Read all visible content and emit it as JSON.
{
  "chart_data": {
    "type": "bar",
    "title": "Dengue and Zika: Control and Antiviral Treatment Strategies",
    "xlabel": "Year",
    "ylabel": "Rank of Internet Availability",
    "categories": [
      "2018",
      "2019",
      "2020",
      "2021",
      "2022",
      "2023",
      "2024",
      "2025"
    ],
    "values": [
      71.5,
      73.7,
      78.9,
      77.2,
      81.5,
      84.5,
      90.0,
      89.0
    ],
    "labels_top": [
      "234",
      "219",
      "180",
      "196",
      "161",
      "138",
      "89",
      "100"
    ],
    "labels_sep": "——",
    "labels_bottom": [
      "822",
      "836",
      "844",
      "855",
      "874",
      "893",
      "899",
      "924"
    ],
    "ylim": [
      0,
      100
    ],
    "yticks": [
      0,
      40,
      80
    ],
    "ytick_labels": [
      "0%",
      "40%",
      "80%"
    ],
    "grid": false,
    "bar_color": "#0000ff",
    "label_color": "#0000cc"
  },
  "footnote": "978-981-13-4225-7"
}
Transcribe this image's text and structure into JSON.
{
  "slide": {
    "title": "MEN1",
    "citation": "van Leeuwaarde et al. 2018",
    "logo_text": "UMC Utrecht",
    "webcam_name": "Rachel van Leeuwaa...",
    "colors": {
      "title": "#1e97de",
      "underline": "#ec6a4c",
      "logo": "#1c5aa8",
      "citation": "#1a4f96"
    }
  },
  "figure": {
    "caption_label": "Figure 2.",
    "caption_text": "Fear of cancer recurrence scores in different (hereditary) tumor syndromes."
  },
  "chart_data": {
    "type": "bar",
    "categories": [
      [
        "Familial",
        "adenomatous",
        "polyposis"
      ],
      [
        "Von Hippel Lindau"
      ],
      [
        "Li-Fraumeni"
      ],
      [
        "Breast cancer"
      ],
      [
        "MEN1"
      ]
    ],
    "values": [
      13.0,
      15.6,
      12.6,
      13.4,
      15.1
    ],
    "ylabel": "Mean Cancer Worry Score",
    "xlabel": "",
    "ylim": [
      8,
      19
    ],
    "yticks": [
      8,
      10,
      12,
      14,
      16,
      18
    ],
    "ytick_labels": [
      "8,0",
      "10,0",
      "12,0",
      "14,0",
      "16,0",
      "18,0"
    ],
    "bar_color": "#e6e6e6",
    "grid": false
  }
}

○ ○ ○ ○ ○

**Instructions to follow:** Transcribe the entries above, every line exactly as it reads.

**Written response:**
Read all visible content and emit it as JSON.
{
  "chart_data": {
    "type": "bar",
    "title": "Dengue and Zika: Control and Antiviral Treatment Strategies",
    "xlabel": "Year",
    "ylabel": "Rank of Internet Availability",
    "categories": [
      "2018",
      "2019",
      "2020",
      "2021",
      "2022",
      "2023",
      "2024",
      "2025"
    ],
    "values": [
      71.5,
      73.7,
      78.9,
      77.2,
      81.5,
      84.5,
      90.0,
      89.0
    ],
    "labels_top": [
      "234",
      "219",
      "180",
      "196",
      "161",
      "138",
      "89",
      "100"
    ],
    "labels_sep": "——",
    "labels_bottom": [
      "822",
      "836",
      "844",
      "855",
      "874",
      "893",
      "899",
      "924"
    ],
    "ylim": [
      0,
      100
    ],
    "yticks": [
      0,
      40,
      80
    ],
    "ytick_labels": [
      "0%",
      "40%",
      "80%"
    ],
    "grid": false,
    "bar_color": "#0000ff",
    "label_color": "#0000cc"
  },
  "footnote": "978-981-13-4225-7"
}
Transcribe this image's text and structure into JSON.
{
  "slide": {
    "title": "MEN1",
    "citation": "van Leeuwaarde et al. 2018",
    "logo_text": "UMC Utrecht",
    "webcam_name": "Rachel van Leeuwaa...",
    "colors": {
      "title": "#1e97de",
      "underline": "#ec6a4c",
      "logo": "#1c5aa8",
      "citation": "#1a4f96"
    }
  },
  "figure": {
    "caption_label": "Figure 2.",
    "caption_text": "Fear of cancer recurrence scores in different (hereditary) tumor syndromes."
  },
  "chart_data": {
    "type": "bar",
    "categories": [
      [
        "Familial",
        "adenomatous",
        "polyposis"
      ],
      [
        "Von Hippel Lindau"
      ],
      [
        "Li-Fraumeni"
      ],
      [
        "Breast cancer"
      ],
      [
        "MEN1"
      ]
    ],
    "values": [
      13.0,
      15.6,
      12.6,
      13.4,
      15.1
    ],
    "ylabel": "Mean Cancer Worry Score",
    "xlabel": "",
    "ylim": [
      8,
      19
    ],
    "yticks": [
      8,
      10,
      12,
      14,
      16,
      18
    ],
    "ytick_labels": [
      "8,0",
      "10,0",
      "12,0",
      "14,0",
      "16,0",
      "18,0"
    ],
    "bar_color": "#e6e6e6",
    "grid": false
  }
}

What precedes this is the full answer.